** Stored data **
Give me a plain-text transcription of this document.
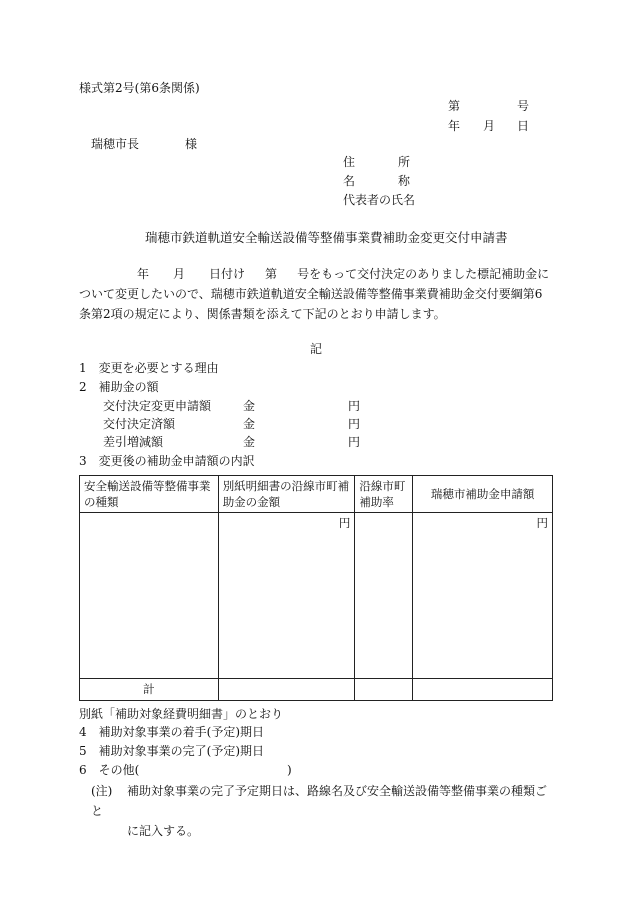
様式第2号(第6条関係)
第	号
年 月 日
瑞穂市長	様
住	所
名	称
代表者の氏名
瑞穂市鉄道軌道安全輸送設備等整備事業費補助金変更交付申請書
年 月 日付け 第 号をもって交付決定のありました標記補助金について変更したいので、瑞穂市鉄道軌道安全輸送設備等整備事業費補助金交付要綱第6条第2項の規定により、関係書類を添えて下記のとおり申請します。
記
1　変更を必要とする理由
2　補助金の額
交付決定変更申請額	金	円
交付決定済額	金	円
差引増減額	金	円
3　変更後の補助金申請額の内訳
安全輸送設備等整備事業の種類	別紙明細書の沿線市町補助金の金額	沿線市町補助率	瑞穂市補助金申請額
	円		円
計			
別紙「補助対象経費明細書」のとおり
4　補助対象事業の着手(予定)期日
5　補助対象事業の完了(予定)期日
6　その他(	)
(注) 補助対象事業の完了予定期日は、路線名及び安全輸送設備等整備事業の種類ごと
に記入する。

** Exercise objective **
Transcribe the listing in full and omit the pictures.

** Task answer **
Give me a plain-text transcription of this document.
様式第2号(第6条関係)
第	号
年 月 日
瑞穂市長	様
住	所
名	称
代表者の氏名
瑞穂市鉄道軌道安全輸送設備等整備事業費補助金変更交付申請書
年 月 日付け 第 号をもって交付決定のありました標記補助金について変更したいので、瑞穂市鉄道軌道安全輸送設備等整備事業費補助金交付要綱第6条第2項の規定により、関係書類を添えて下記のとおり申請します。
記
1　変更を必要とする理由
2　補助金の額
交付決定変更申請額	金	円
交付決定済額	金	円
差引増減額	金	円
3　変更後の補助金申請額の内訳
安全輸送設備等整備事業の種類	別紙明細書の沿線市町補助金の金額	沿線市町補助率	瑞穂市補助金申請額
	円		円
計			
別紙「補助対象経費明細書」のとおり
4　補助対象事業の着手(予定)期日
5　補助対象事業の完了(予定)期日
6　その他(	)
(注) 補助対象事業の完了予定期日は、路線名及び安全輸送設備等整備事業の種類ごと
に記入する。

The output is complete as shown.